— PROBLEM TO SOLVE —
Show all lines of the listing that hold the word "ylabel".
# start of INFORMATION SUPPLIED
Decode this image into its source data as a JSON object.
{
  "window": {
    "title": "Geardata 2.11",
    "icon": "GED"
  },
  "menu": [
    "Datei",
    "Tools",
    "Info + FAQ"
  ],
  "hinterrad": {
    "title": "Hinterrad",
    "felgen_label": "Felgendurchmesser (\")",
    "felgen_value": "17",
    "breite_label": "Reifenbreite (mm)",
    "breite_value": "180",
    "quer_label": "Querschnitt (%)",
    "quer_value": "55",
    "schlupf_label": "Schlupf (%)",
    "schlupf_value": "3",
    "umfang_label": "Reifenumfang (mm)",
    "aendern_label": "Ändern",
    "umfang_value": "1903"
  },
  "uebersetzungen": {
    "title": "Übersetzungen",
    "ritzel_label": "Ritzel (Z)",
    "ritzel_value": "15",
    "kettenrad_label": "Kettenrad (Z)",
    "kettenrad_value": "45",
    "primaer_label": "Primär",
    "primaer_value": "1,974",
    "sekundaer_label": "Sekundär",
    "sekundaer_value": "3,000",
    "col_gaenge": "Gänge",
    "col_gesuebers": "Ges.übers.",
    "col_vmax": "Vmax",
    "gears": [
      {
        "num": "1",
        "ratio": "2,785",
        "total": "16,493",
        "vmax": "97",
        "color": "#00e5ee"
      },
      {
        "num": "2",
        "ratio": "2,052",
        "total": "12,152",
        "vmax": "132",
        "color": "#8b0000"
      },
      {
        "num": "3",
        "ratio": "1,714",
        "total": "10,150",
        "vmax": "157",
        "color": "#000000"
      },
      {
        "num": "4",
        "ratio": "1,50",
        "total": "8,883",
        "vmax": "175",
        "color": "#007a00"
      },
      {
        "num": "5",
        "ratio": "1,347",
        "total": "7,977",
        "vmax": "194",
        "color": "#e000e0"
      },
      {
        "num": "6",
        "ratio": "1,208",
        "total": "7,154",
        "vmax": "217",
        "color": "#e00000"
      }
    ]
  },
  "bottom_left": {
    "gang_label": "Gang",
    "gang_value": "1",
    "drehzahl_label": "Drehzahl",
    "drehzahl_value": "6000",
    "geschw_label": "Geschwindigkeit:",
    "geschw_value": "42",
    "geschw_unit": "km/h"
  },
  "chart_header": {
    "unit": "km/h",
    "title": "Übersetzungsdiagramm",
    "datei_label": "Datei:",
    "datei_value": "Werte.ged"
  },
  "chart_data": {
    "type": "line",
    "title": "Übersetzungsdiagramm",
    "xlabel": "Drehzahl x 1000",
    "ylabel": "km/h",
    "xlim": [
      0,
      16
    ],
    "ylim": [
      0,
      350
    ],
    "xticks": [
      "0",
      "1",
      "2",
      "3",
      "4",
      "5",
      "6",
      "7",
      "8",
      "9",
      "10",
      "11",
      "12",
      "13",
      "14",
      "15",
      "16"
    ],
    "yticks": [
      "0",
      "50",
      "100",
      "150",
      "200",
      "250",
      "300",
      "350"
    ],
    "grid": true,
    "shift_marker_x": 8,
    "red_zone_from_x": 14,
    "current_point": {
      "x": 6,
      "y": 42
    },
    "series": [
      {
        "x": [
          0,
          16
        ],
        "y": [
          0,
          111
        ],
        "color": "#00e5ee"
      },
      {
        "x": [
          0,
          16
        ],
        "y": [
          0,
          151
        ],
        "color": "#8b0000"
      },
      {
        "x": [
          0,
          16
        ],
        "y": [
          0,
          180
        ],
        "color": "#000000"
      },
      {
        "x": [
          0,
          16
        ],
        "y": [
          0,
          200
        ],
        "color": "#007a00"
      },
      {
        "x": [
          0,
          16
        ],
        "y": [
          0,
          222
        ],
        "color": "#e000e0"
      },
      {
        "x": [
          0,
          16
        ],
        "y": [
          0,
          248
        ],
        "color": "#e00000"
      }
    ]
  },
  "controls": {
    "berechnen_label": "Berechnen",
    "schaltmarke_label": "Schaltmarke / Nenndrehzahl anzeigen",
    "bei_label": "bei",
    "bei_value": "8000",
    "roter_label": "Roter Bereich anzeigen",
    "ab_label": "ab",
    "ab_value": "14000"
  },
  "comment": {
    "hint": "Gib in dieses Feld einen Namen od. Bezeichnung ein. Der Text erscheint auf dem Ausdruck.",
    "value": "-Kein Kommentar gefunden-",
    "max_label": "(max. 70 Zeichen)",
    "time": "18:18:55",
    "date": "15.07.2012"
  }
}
# end of INFORMATION SUPPLIED
# start of INFORMATION SUPPLIED
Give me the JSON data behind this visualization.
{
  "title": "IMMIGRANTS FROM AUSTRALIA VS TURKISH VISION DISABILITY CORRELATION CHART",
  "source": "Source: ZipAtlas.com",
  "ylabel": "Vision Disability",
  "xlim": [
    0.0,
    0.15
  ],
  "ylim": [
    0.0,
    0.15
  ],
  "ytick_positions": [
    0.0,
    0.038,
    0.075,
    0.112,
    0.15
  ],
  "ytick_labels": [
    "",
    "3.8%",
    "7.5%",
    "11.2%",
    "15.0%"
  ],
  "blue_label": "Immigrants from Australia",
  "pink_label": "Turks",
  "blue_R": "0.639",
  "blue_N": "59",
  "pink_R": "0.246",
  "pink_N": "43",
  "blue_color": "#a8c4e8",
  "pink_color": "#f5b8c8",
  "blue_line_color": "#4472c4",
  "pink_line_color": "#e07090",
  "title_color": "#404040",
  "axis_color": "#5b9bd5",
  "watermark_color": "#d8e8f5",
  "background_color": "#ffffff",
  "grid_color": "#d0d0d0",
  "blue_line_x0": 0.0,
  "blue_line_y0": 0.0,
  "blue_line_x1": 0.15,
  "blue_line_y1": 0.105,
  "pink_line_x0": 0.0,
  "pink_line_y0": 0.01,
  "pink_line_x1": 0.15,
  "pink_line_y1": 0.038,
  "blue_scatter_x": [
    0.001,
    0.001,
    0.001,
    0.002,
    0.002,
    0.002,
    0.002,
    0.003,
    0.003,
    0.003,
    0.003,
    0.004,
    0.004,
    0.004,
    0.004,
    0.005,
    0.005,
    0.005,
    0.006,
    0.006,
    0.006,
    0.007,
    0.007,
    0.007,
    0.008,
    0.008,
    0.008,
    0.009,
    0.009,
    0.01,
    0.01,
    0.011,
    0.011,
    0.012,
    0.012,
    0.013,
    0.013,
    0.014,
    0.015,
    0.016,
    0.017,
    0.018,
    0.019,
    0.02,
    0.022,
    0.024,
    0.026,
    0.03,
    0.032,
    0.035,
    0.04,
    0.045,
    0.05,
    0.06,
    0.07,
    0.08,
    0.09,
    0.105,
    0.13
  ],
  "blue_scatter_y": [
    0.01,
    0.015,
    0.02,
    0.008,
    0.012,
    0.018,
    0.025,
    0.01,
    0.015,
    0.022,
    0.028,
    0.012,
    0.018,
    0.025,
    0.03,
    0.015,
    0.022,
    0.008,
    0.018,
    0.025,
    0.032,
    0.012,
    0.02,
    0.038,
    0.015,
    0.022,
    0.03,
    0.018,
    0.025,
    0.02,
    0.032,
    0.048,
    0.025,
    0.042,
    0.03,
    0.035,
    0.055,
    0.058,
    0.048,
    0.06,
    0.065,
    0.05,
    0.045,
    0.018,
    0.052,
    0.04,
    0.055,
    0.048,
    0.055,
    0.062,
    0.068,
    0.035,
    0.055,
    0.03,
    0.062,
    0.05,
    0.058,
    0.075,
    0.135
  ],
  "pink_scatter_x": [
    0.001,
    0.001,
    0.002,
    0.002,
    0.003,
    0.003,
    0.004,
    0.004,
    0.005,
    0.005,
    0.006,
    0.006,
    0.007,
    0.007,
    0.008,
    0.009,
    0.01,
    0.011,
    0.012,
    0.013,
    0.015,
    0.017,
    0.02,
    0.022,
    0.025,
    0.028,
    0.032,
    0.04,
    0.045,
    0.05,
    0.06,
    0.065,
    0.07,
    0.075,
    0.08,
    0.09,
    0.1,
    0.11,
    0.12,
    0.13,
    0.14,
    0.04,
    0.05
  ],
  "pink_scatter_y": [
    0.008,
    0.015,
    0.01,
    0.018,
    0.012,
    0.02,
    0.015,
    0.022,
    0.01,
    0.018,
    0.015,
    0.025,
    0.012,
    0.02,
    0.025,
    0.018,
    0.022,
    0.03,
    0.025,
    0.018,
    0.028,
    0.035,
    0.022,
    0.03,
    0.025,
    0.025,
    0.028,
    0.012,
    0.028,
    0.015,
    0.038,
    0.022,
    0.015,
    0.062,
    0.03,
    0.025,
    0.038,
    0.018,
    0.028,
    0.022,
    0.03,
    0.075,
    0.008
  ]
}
# end of INFORMATION SUPPLIED
— FINAL ANSWER —
    "ylabel": "km/h",
  "ylabel": "Vision Disability",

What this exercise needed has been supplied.